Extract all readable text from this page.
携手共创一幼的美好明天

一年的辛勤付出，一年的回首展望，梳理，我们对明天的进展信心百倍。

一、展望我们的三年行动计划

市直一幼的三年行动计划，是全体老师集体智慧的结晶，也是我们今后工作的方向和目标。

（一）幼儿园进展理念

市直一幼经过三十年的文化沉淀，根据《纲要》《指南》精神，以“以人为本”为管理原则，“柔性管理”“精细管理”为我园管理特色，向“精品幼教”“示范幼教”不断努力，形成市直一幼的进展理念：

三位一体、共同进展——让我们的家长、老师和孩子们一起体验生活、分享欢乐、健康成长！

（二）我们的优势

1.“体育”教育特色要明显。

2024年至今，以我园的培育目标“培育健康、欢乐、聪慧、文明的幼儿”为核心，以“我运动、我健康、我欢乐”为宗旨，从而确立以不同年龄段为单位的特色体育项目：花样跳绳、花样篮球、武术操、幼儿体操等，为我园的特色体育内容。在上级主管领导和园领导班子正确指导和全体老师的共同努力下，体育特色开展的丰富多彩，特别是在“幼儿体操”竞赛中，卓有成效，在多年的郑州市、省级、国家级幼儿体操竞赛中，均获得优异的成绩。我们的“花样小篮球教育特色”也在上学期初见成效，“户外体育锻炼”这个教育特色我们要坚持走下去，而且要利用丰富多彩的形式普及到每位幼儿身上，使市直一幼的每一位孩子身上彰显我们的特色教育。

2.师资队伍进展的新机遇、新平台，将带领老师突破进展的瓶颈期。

==*==

▶ _Written task_: Output the lines above verbatim and in full.

▶ _The result_:
Extract all readable text from this page.
携手共创一幼的美好明天

一年的辛勤付出，一年的回首展望，梳理，我们对明天的进展信心百倍。

一、展望我们的三年行动计划

市直一幼的三年行动计划，是全体老师集体智慧的结晶，也是我们今后工作的方向和目标。

（一）幼儿园进展理念

市直一幼经过三十年的文化沉淀，根据《纲要》《指南》精神，以“以人为本”为管理原则，“柔性管理”“精细管理”为我园管理特色，向“精品幼教”“示范幼教”不断努力，形成市直一幼的进展理念：

三位一体、共同进展——让我们的家长、老师和孩子们一起体验生活、分享欢乐、健康成长！

（二）我们的优势

1.“体育”教育特色要明显。

2024年至今，以我园的培育目标“培育健康、欢乐、聪慧、文明的幼儿”为核心，以“我运动、我健康、我欢乐”为宗旨，从而确立以不同年龄段为单位的特色体育项目：花样跳绳、花样篮球、武术操、幼儿体操等，为我园的特色体育内容。在上级主管领导和园领导班子正确指导和全体老师的共同努力下，体育特色开展的丰富多彩，特别是在“幼儿体操”竞赛中，卓有成效，在多年的郑州市、省级、国家级幼儿体操竞赛中，均获得优异的成绩。我们的“花样小篮球教育特色”也在上学期初见成效，“户外体育锻炼”这个教育特色我们要坚持走下去，而且要利用丰富多彩的形式普及到每位幼儿身上，使市直一幼的每一位孩子身上彰显我们的特色教育。

2.师资队伍进展的新机遇、新平台，将带领老师突破进展的瓶颈期。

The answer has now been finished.